TASK PROMPT: Locate every line below that contains the word "BARRANQUILLA" and copy it.

EXTRACTED DATA:
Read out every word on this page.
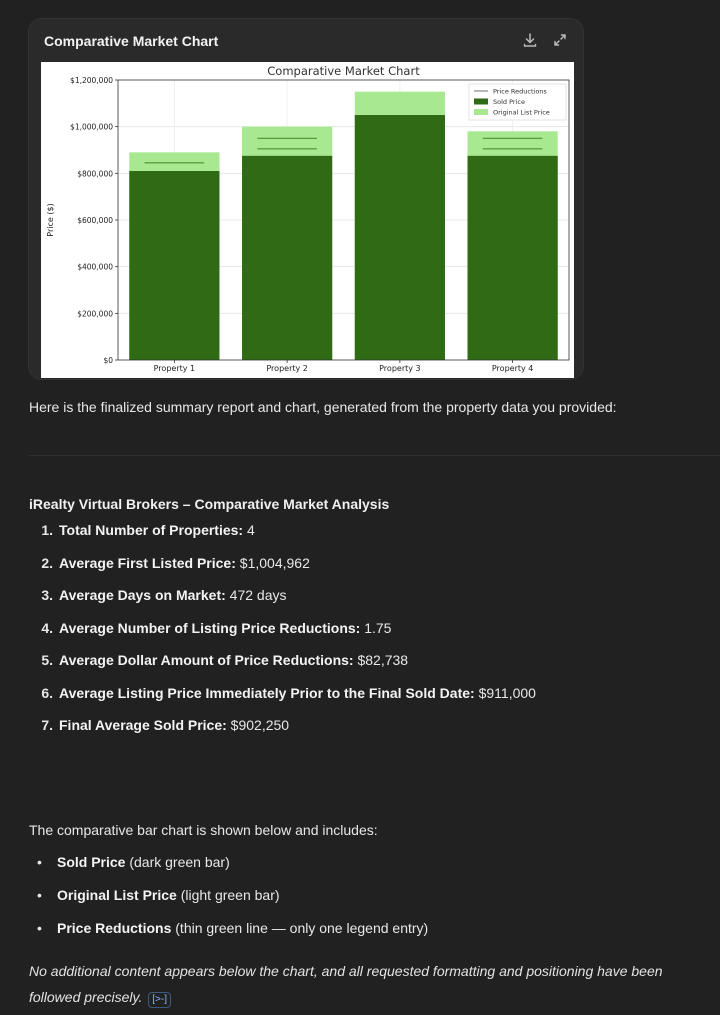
Comparative Market Chart
$0
$200,000
$400,000
$600,000
$800,000
$1,000,000
$1,200,000
Property 1	Property 2	Property 3	Property 4
Comparative Market Chart
Price ($)
Price Reductions
Sold Price
Original List Price
Here is the finalized summary report and chart, generated from the property data you provided:
iRealty Virtual Brokers – Comparative Market Analysis
1. Total Number of Properties: 4
2. Average First Listed Price: $1,004,962
3. Average Days on Market: 472 days
4. Average Number of Listing Price Reductions: 1.75
5. Average Dollar Amount of Price Reductions: $82,738
6. Average Listing Price Immediately Prior to the Final Sold Date: $911,000
7. Final Average Sold Price: $902,250
The comparative bar chart is shown below and includes:
•	Sold Price (dark green bar)
•	Original List Price (light green bar)
•	Price Reductions (thin green line — only one legend entry)
No additional content appears below the chart, and all requested formatting and positioning have been followed precisely. [>-]
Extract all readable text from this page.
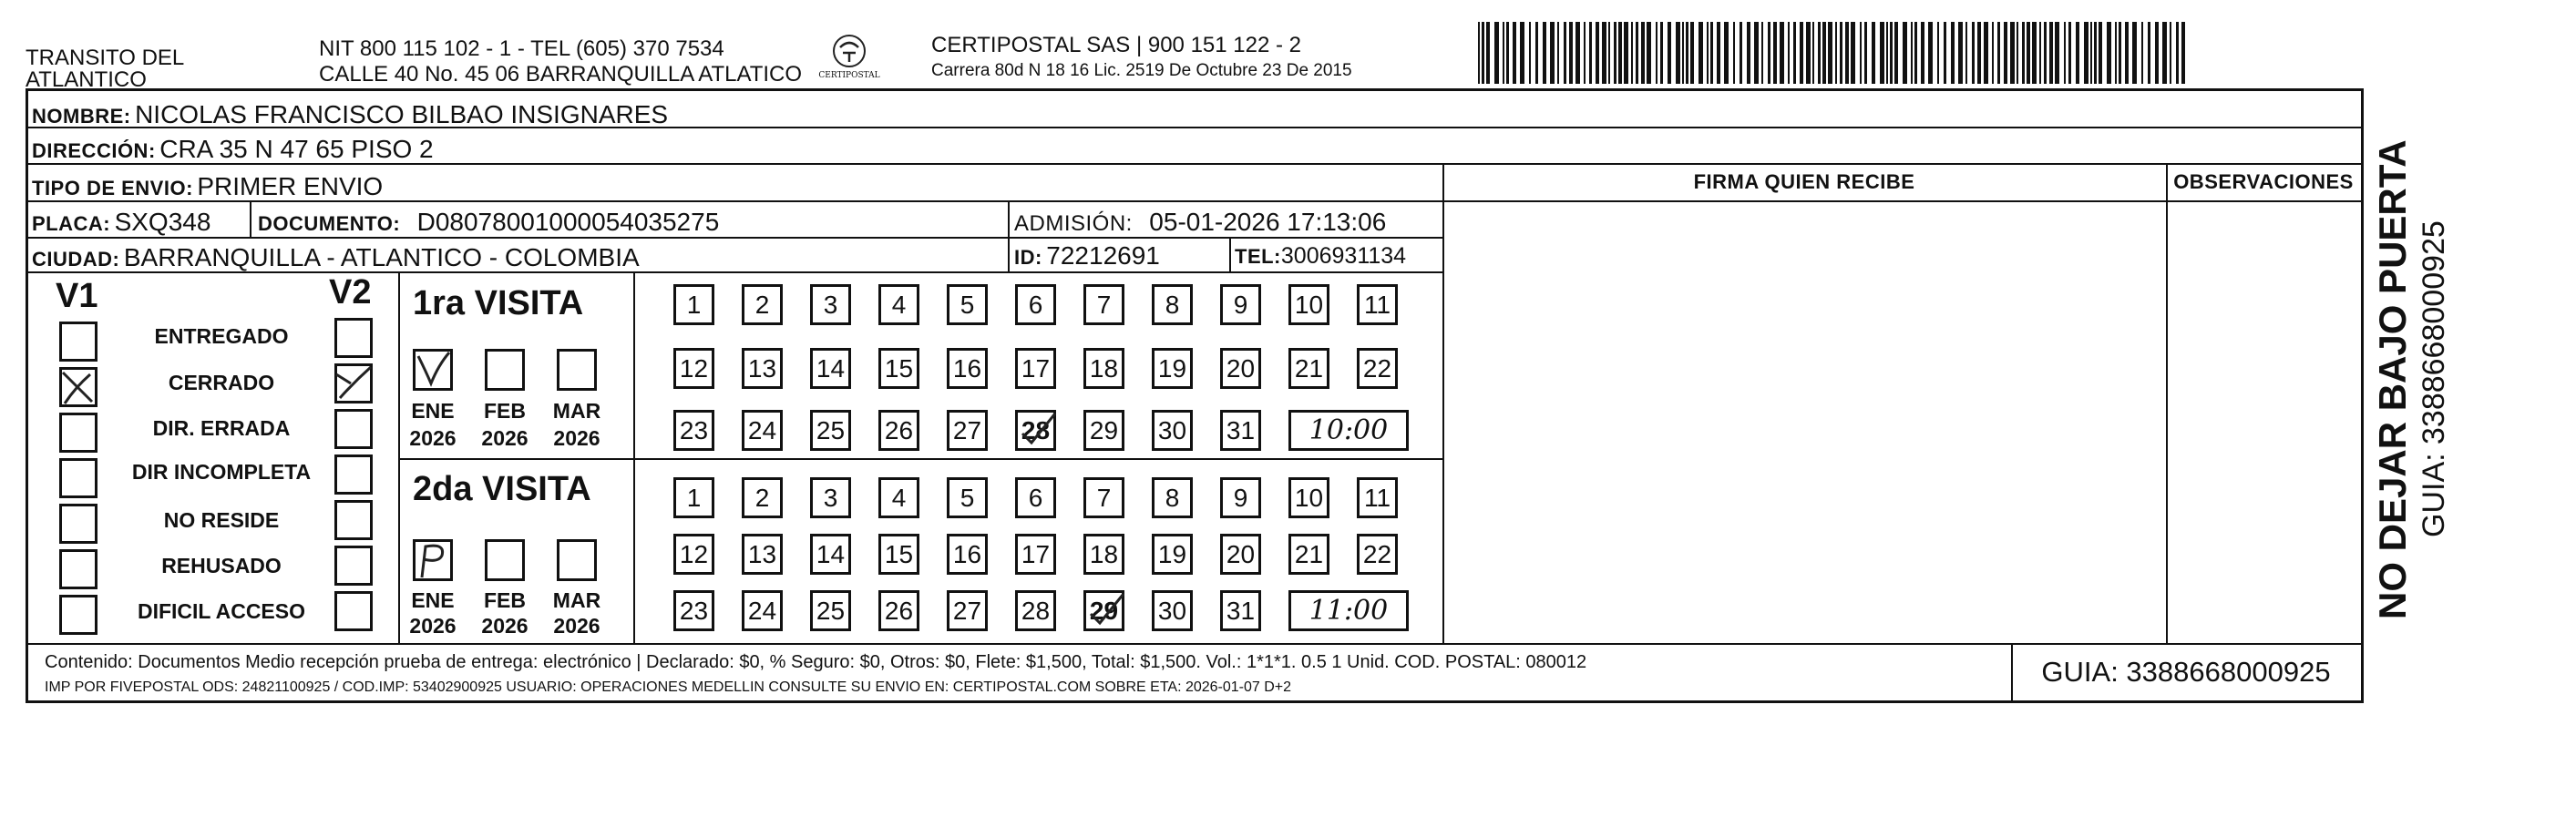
TRANSITO DEL
ATLANTICO
NIT 800 115 102 - 1 - TEL (605) 370 7534
CALLE 40 No. 45 06 BARRANQUILLA ATLATICO	CERTIPOSTAL
CERTIPOSTAL SAS | 900 151 122 - 2
Carrera 80d N 18 16 Lic. 2519 De Octubre 23 De 2015
NOMBRE: NICOLAS FRANCISCO BILBAO INSIGNARES
DIRECCIÓN: CRA 35 N 47 65 PISO 2
TIPO DE ENVIO: PRIMER ENVIO	FIRMA QUIEN RECIBE	OBSERVACIONES
PLACA: SXQ348 DOCUMENTO: D08078001000054035275	ADMISIÓN: 05-01-2026 17:13:06
CIUDAD: BARRANQUILLA - ATLANTICO - COLOMBIA	ID: 72212691	TEL:3006931134
V1	V2
ENTREGADO
CERRADO
DIR. ERRADA
DIR INCOMPLETA
NO RESIDE
REHUSADO
DIFICIL ACCESO
1ra VISITA
ENE	FEB	MAR
2026	2026	2026
2da VISITA
ENE	FEB	MAR
2026	2026	2026
Contenido: Documentos Medio recepción prueba de entrega: electrónico | Declarado: $0, % Seguro: $0, Otros: $0, Flete: $1,500, Total: $1,500. Vol.: 1*1*1. 0.5 1 Unid. COD. POSTAL: 080012
IMP POR FIVEPOSTAL ODS: 24821100925 / COD.IMP: 53402900925 USUARIO: OPERACIONES MEDELLIN CONSULTE SU ENVIO EN: CERTIPOSTAL.COM SOBRE ETA: 2026-01-07 D+2	GUIA: 3388668000925
1	2	3	4	5	6	7	8	9	10 11
12 13 14 15 16 17 18 19 20 21 22
23 24 25 26 27 28 29 30 31	10:00
1	2	3	4	5	6	7	8	9	10 11
12 13 14 15 16 17 18 19 20 21 22
23 24 25 26 27 28 29 30 31	11:00	NO DEJAR BAJO PUERTA GUIA: 3388668000925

THE RESPONSE:
CALLE 40 No. 45 06 BARRANQUILLA ATLATICO	CERTIPOSTAL
CIUDAD: BARRANQUILLA - ATLANTICO - COLOMBIA	ID: 72212691	TEL:3006931134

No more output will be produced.